= Problem to solve =
The records below hold pictures; please leave those out and retype the rest exactly.

* Start Extracted records *

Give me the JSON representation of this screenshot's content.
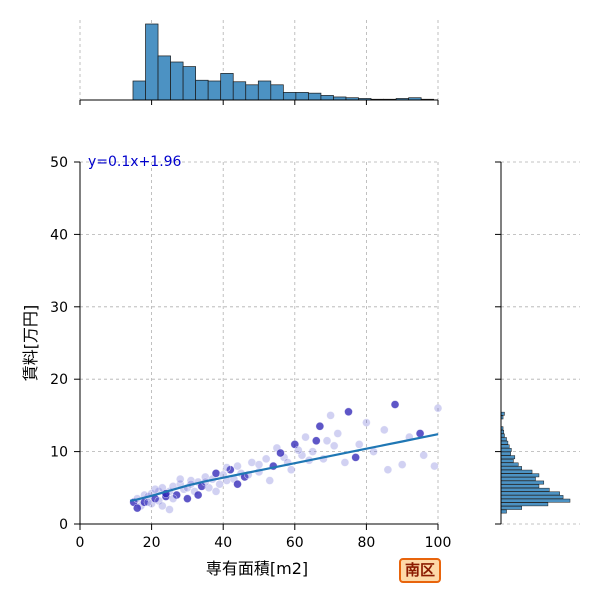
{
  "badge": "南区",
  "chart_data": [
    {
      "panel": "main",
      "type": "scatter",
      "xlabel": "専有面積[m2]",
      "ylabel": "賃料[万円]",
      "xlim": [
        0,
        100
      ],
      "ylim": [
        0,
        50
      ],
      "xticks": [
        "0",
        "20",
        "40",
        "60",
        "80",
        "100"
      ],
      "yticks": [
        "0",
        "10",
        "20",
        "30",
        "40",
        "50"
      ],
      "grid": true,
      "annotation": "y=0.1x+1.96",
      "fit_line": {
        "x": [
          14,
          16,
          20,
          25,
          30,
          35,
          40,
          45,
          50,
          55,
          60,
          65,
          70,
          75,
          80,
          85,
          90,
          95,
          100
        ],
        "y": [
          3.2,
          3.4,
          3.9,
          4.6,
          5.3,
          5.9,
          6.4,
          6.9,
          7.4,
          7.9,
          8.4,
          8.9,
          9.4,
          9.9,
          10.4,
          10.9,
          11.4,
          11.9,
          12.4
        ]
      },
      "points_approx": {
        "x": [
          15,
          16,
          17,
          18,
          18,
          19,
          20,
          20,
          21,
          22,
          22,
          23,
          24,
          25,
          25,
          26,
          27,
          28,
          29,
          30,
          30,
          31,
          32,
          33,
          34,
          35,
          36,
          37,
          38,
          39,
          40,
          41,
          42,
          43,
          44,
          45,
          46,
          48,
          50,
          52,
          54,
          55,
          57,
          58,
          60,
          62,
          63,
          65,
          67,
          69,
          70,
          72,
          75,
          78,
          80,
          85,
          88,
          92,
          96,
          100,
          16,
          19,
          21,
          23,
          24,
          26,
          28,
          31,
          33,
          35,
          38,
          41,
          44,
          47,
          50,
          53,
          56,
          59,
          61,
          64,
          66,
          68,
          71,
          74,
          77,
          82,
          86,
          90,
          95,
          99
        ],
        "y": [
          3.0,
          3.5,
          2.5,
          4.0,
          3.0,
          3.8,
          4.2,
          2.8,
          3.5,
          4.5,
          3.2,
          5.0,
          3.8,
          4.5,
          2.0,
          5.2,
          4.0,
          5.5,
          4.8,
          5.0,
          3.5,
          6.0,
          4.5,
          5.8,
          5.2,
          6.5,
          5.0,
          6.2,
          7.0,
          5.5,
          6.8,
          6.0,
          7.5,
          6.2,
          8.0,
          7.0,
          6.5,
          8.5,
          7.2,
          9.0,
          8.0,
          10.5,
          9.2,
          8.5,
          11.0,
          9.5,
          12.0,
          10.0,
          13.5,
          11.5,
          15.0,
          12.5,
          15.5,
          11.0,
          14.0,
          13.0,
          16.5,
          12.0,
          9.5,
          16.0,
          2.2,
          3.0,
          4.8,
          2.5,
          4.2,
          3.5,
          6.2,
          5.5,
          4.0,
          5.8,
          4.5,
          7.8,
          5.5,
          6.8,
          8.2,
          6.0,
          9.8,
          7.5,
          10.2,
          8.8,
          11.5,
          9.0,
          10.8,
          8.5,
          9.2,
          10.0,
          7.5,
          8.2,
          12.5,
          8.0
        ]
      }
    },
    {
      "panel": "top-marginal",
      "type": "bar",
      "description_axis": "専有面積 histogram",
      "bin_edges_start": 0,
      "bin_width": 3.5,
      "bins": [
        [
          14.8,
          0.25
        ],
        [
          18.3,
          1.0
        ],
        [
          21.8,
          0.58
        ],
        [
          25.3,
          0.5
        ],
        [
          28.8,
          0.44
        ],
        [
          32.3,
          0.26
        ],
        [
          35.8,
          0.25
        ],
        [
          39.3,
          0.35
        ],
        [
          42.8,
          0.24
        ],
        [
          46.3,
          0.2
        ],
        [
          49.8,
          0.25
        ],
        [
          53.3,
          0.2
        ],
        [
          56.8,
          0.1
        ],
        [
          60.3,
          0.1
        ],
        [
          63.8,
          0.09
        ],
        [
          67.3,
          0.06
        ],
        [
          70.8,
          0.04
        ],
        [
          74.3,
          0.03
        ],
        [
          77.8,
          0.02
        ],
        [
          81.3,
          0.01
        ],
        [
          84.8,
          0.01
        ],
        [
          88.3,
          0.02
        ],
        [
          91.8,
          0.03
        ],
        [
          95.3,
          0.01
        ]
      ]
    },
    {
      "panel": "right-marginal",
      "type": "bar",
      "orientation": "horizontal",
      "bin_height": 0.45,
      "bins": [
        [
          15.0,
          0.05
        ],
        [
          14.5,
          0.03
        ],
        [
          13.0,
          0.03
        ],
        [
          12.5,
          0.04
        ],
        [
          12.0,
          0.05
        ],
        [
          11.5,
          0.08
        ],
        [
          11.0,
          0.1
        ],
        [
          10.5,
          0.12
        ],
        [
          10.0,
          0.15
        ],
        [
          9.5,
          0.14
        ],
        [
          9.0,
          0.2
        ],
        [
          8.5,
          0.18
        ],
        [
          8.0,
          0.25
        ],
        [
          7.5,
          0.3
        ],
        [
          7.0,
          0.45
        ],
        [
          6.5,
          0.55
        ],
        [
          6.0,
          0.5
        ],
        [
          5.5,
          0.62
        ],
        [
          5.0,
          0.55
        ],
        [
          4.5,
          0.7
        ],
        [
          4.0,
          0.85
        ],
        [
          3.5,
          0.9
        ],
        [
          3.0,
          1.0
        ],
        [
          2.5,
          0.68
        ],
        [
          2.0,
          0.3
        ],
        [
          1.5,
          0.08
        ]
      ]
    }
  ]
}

* End Extracted records *

= Correct result =
Give me the JSON representation of this screenshot's content.
{
  "badge": "南区",
  "chart_data": [
    {
      "panel": "main",
      "type": "scatter",
      "xlabel": "専有面積[m2]",
      "ylabel": "賃料[万円]",
      "xlim": [
        0,
        100
      ],
      "ylim": [
        0,
        50
      ],
      "xticks": [
        "0",
        "20",
        "40",
        "60",
        "80",
        "100"
      ],
      "yticks": [
        "0",
        "10",
        "20",
        "30",
        "40",
        "50"
      ],
      "grid": true,
      "annotation": "y=0.1x+1.96",
      "fit_line": {
        "x": [
          14,
          16,
          20,
          25,
          30,
          35,
          40,
          45,
          50,
          55,
          60,
          65,
          70,
          75,
          80,
          85,
          90,
          95,
          100
        ],
        "y": [
          3.2,
          3.4,
          3.9,
          4.6,
          5.3,
          5.9,
          6.4,
          6.9,
          7.4,
          7.9,
          8.4,
          8.9,
          9.4,
          9.9,
          10.4,
          10.9,
          11.4,
          11.9,
          12.4
        ]
      },
      "points_approx": {
        "x": [
          15,
          16,
          17,
          18,
          18,
          19,
          20,
          20,
          21,
          22,
          22,
          23,
          24,
          25,
          25,
          26,
          27,
          28,
          29,
          30,
          30,
          31,
          32,
          33,
          34,
          35,
          36,
          37,
          38,
          39,
          40,
          41,
          42,
          43,
          44,
          45,
          46,
          48,
          50,
          52,
          54,
          55,
          57,
          58,
          60,
          62,
          63,
          65,
          67,
          69,
          70,
          72,
          75,
          78,
          80,
          85,
          88,
          92,
          96,
          100,
          16,
          19,
          21,
          23,
          24,
          26,
          28,
          31,
          33,
          35,
          38,
          41,
          44,
          47,
          50,
          53,
          56,
          59,
          61,
          64,
          66,
          68,
          71,
          74,
          77,
          82,
          86,
          90,
          95,
          99
        ],
        "y": [
          3.0,
          3.5,
          2.5,
          4.0,
          3.0,
          3.8,
          4.2,
          2.8,
          3.5,
          4.5,
          3.2,
          5.0,
          3.8,
          4.5,
          2.0,
          5.2,
          4.0,
          5.5,
          4.8,
          5.0,
          3.5,
          6.0,
          4.5,
          5.8,
          5.2,
          6.5,
          5.0,
          6.2,
          7.0,
          5.5,
          6.8,
          6.0,
          7.5,
          6.2,
          8.0,
          7.0,
          6.5,
          8.5,
          7.2,
          9.0,
          8.0,
          10.5,
          9.2,
          8.5,
          11.0,
          9.5,
          12.0,
          10.0,
          13.5,
          11.5,
          15.0,
          12.5,
          15.5,
          11.0,
          14.0,
          13.0,
          16.5,
          12.0,
          9.5,
          16.0,
          2.2,
          3.0,
          4.8,
          2.5,
          4.2,
          3.5,
          6.2,
          5.5,
          4.0,
          5.8,
          4.5,
          7.8,
          5.5,
          6.8,
          8.2,
          6.0,
          9.8,
          7.5,
          10.2,
          8.8,
          11.5,
          9.0,
          10.8,
          8.5,
          9.2,
          10.0,
          7.5,
          8.2,
          12.5,
          8.0
        ]
      }
    },
    {
      "panel": "top-marginal",
      "type": "bar",
      "description_axis": "専有面積 histogram",
      "bin_edges_start": 0,
      "bin_width": 3.5,
      "bins": [
        [
          14.8,
          0.25
        ],
        [
          18.3,
          1.0
        ],
        [
          21.8,
          0.58
        ],
        [
          25.3,
          0.5
        ],
        [
          28.8,
          0.44
        ],
        [
          32.3,
          0.26
        ],
        [
          35.8,
          0.25
        ],
        [
          39.3,
          0.35
        ],
        [
          42.8,
          0.24
        ],
        [
          46.3,
          0.2
        ],
        [
          49.8,
          0.25
        ],
        [
          53.3,
          0.2
        ],
        [
          56.8,
          0.1
        ],
        [
          60.3,
          0.1
        ],
        [
          63.8,
          0.09
        ],
        [
          67.3,
          0.06
        ],
        [
          70.8,
          0.04
        ],
        [
          74.3,
          0.03
        ],
        [
          77.8,
          0.02
        ],
        [
          81.3,
          0.01
        ],
        [
          84.8,
          0.01
        ],
        [
          88.3,
          0.02
        ],
        [
          91.8,
          0.03
        ],
        [
          95.3,
          0.01
        ]
      ]
    },
    {
      "panel": "right-marginal",
      "type": "bar",
      "orientation": "horizontal",
      "bin_height": 0.45,
      "bins": [
        [
          15.0,
          0.05
        ],
        [
          14.5,
          0.03
        ],
        [
          13.0,
          0.03
        ],
        [
          12.5,
          0.04
        ],
        [
          12.0,
          0.05
        ],
        [
          11.5,
          0.08
        ],
        [
          11.0,
          0.1
        ],
        [
          10.5,
          0.12
        ],
        [
          10.0,
          0.15
        ],
        [
          9.5,
          0.14
        ],
        [
          9.0,
          0.2
        ],
        [
          8.5,
          0.18
        ],
        [
          8.0,
          0.25
        ],
        [
          7.5,
          0.3
        ],
        [
          7.0,
          0.45
        ],
        [
          6.5,
          0.55
        ],
        [
          6.0,
          0.5
        ],
        [
          5.5,
          0.62
        ],
        [
          5.0,
          0.55
        ],
        [
          4.5,
          0.7
        ],
        [
          4.0,
          0.85
        ],
        [
          3.5,
          0.9
        ],
        [
          3.0,
          1.0
        ],
        [
          2.5,
          0.68
        ],
        [
          2.0,
          0.3
        ],
        [
          1.5,
          0.08
        ]
      ]
    }
  ]
}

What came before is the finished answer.